Data records:

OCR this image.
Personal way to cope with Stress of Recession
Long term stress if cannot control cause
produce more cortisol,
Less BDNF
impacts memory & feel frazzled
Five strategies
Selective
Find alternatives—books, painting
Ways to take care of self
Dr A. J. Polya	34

> TASK PROMPT: Repeat the data precisely, line by line.

> EXERCISE ANSWER:
OCR this image.
Personal way to cope with Stress of Recession
Long term stress if cannot control cause
produce more cortisol,
Less BDNF
impacts memory & feel frazzled
Five strategies
Selective
Find alternatives—books, painting
Ways to take care of self
Dr A. J. Polya	34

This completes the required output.